Transcribe the listing below word for word.

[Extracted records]
::::

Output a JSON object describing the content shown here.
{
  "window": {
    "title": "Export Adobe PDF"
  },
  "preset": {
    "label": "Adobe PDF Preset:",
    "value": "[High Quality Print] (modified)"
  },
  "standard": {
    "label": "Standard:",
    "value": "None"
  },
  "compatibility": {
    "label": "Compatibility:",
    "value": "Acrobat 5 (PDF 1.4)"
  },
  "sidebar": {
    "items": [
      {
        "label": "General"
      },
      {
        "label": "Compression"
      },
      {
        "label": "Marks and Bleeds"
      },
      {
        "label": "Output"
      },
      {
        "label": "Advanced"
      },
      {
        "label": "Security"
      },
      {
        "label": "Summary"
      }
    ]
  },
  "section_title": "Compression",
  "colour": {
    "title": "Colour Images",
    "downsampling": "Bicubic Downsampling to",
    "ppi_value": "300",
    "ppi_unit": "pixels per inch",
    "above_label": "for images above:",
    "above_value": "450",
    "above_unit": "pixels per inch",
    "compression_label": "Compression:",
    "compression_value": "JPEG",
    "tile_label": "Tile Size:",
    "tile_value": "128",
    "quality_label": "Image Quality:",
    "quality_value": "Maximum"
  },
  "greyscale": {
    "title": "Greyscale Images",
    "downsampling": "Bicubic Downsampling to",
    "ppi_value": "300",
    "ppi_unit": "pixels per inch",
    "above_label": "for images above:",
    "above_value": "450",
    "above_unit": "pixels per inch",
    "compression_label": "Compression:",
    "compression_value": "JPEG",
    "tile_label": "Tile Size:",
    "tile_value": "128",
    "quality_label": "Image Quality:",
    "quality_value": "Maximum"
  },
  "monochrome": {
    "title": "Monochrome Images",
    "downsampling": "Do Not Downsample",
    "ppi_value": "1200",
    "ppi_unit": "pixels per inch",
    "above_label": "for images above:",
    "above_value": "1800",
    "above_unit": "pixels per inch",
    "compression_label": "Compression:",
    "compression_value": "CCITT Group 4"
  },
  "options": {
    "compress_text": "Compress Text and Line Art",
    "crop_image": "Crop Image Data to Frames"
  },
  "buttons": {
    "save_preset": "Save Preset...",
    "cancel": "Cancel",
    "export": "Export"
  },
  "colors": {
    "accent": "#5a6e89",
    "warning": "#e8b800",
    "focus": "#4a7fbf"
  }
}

::::

OUTPUT:
Output a JSON object describing the content shown here.
{
  "window": {
    "title": "Export Adobe PDF"
  },
  "preset": {
    "label": "Adobe PDF Preset:",
    "value": "[High Quality Print] (modified)"
  },
  "standard": {
    "label": "Standard:",
    "value": "None"
  },
  "compatibility": {
    "label": "Compatibility:",
    "value": "Acrobat 5 (PDF 1.4)"
  },
  "sidebar": {
    "items": [
      {
        "label": "General"
      },
      {
        "label": "Compression"
      },
      {
        "label": "Marks and Bleeds"
      },
      {
        "label": "Output"
      },
      {
        "label": "Advanced"
      },
      {
        "label": "Security"
      },
      {
        "label": "Summary"
      }
    ]
  },
  "section_title": "Compression",
  "colour": {
    "title": "Colour Images",
    "downsampling": "Bicubic Downsampling to",
    "ppi_value": "300",
    "ppi_unit": "pixels per inch",
    "above_label": "for images above:",
    "above_value": "450",
    "above_unit": "pixels per inch",
    "compression_label": "Compression:",
    "compression_value": "JPEG",
    "tile_label": "Tile Size:",
    "tile_value": "128",
    "quality_label": "Image Quality:",
    "quality_value": "Maximum"
  },
  "greyscale": {
    "title": "Greyscale Images",
    "downsampling": "Bicubic Downsampling to",
    "ppi_value": "300",
    "ppi_unit": "pixels per inch",
    "above_label": "for images above:",
    "above_value": "450",
    "above_unit": "pixels per inch",
    "compression_label": "Compression:",
    "compression_value": "JPEG",
    "tile_label": "Tile Size:",
    "tile_value": "128",
    "quality_label": "Image Quality:",
    "quality_value": "Maximum"
  },
  "monochrome": {
    "title": "Monochrome Images",
    "downsampling": "Do Not Downsample",
    "ppi_value": "1200",
    "ppi_unit": "pixels per inch",
    "above_label": "for images above:",
    "above_value": "1800",
    "above_unit": "pixels per inch",
    "compression_label": "Compression:",
    "compression_value": "CCITT Group 4"
  },
  "options": {
    "compress_text": "Compress Text and Line Art",
    "crop_image": "Crop Image Data to Frames"
  },
  "buttons": {
    "save_preset": "Save Preset...",
    "cancel": "Cancel",
    "export": "Export"
  },
  "colors": {
    "accent": "#5a6e89",
    "warning": "#e8b800",
    "focus": "#4a7fbf"
  }
}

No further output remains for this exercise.